— start of Data excerpts —
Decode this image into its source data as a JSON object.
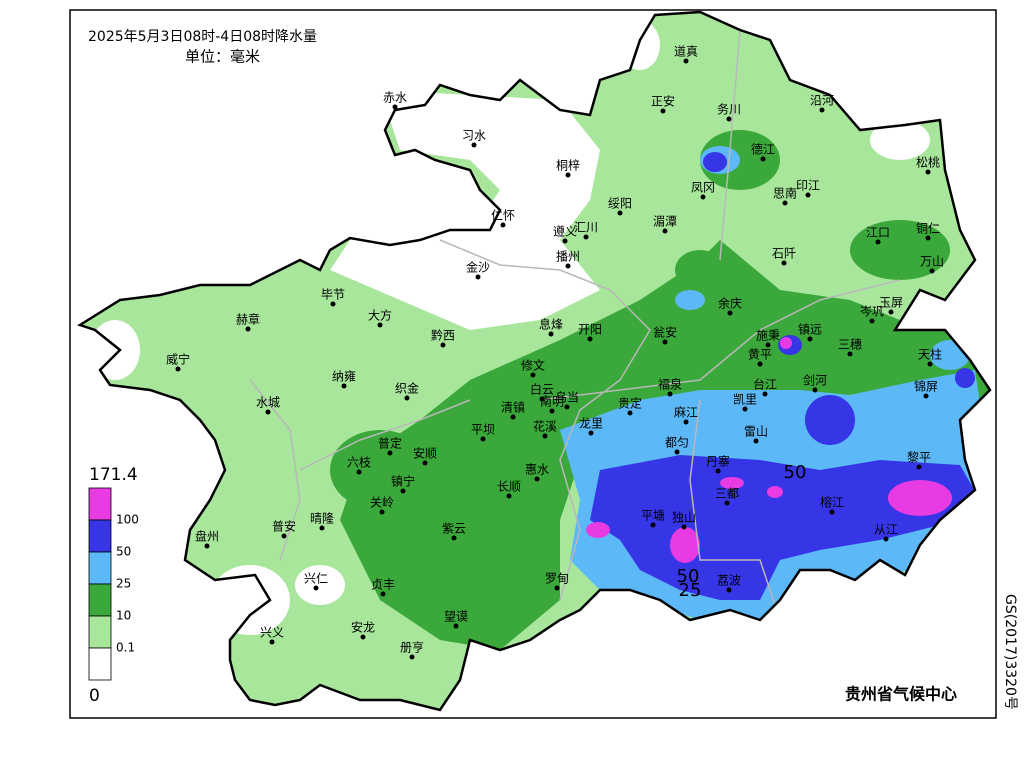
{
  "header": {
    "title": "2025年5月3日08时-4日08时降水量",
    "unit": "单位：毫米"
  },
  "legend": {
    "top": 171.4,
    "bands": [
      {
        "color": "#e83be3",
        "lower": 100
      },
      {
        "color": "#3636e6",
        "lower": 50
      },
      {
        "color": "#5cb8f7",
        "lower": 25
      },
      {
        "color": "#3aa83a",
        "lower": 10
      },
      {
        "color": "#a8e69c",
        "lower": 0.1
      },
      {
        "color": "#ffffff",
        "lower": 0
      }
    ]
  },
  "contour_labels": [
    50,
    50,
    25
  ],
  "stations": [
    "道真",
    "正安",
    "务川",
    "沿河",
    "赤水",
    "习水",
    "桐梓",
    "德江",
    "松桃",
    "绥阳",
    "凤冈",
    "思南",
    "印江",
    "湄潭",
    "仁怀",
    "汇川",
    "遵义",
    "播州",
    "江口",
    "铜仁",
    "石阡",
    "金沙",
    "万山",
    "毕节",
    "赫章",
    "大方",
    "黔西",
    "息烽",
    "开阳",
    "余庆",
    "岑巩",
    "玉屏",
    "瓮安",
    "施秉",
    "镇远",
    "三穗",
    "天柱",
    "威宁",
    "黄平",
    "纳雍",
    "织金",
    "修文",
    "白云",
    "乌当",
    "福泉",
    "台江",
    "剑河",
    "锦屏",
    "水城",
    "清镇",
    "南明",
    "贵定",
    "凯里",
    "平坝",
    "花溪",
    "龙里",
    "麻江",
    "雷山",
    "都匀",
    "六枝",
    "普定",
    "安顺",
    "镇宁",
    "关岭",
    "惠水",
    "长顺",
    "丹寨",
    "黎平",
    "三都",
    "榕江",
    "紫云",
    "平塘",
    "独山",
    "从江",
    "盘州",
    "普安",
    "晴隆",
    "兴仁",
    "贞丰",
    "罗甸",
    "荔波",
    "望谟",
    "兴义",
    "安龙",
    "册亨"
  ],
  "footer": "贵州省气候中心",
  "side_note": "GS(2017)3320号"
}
— end of Data excerpts —
**Your task:** From the entries above, output every line exactly and omit any image.

**Correct response:**
Decode this image into its source data as a JSON object.
{
  "header": {
    "title": "2025年5月3日08时-4日08时降水量",
    "unit": "单位：毫米"
  },
  "legend": {
    "top": 171.4,
    "bands": [
      {
        "color": "#e83be3",
        "lower": 100
      },
      {
        "color": "#3636e6",
        "lower": 50
      },
      {
        "color": "#5cb8f7",
        "lower": 25
      },
      {
        "color": "#3aa83a",
        "lower": 10
      },
      {
        "color": "#a8e69c",
        "lower": 0.1
      },
      {
        "color": "#ffffff",
        "lower": 0
      }
    ]
  },
  "contour_labels": [
    50,
    50,
    25
  ],
  "stations": [
    "道真",
    "正安",
    "务川",
    "沿河",
    "赤水",
    "习水",
    "桐梓",
    "德江",
    "松桃",
    "绥阳",
    "凤冈",
    "思南",
    "印江",
    "湄潭",
    "仁怀",
    "汇川",
    "遵义",
    "播州",
    "江口",
    "铜仁",
    "石阡",
    "金沙",
    "万山",
    "毕节",
    "赫章",
    "大方",
    "黔西",
    "息烽",
    "开阳",
    "余庆",
    "岑巩",
    "玉屏",
    "瓮安",
    "施秉",
    "镇远",
    "三穗",
    "天柱",
    "威宁",
    "黄平",
    "纳雍",
    "织金",
    "修文",
    "白云",
    "乌当",
    "福泉",
    "台江",
    "剑河",
    "锦屏",
    "水城",
    "清镇",
    "南明",
    "贵定",
    "凯里",
    "平坝",
    "花溪",
    "龙里",
    "麻江",
    "雷山",
    "都匀",
    "六枝",
    "普定",
    "安顺",
    "镇宁",
    "关岭",
    "惠水",
    "长顺",
    "丹寨",
    "黎平",
    "三都",
    "榕江",
    "紫云",
    "平塘",
    "独山",
    "从江",
    "盘州",
    "普安",
    "晴隆",
    "兴仁",
    "贞丰",
    "罗甸",
    "荔波",
    "望谟",
    "兴义",
    "安龙",
    "册亨"
  ],
  "footer": "贵州省气候中心",
  "side_note": "GS(2017)3320号"
}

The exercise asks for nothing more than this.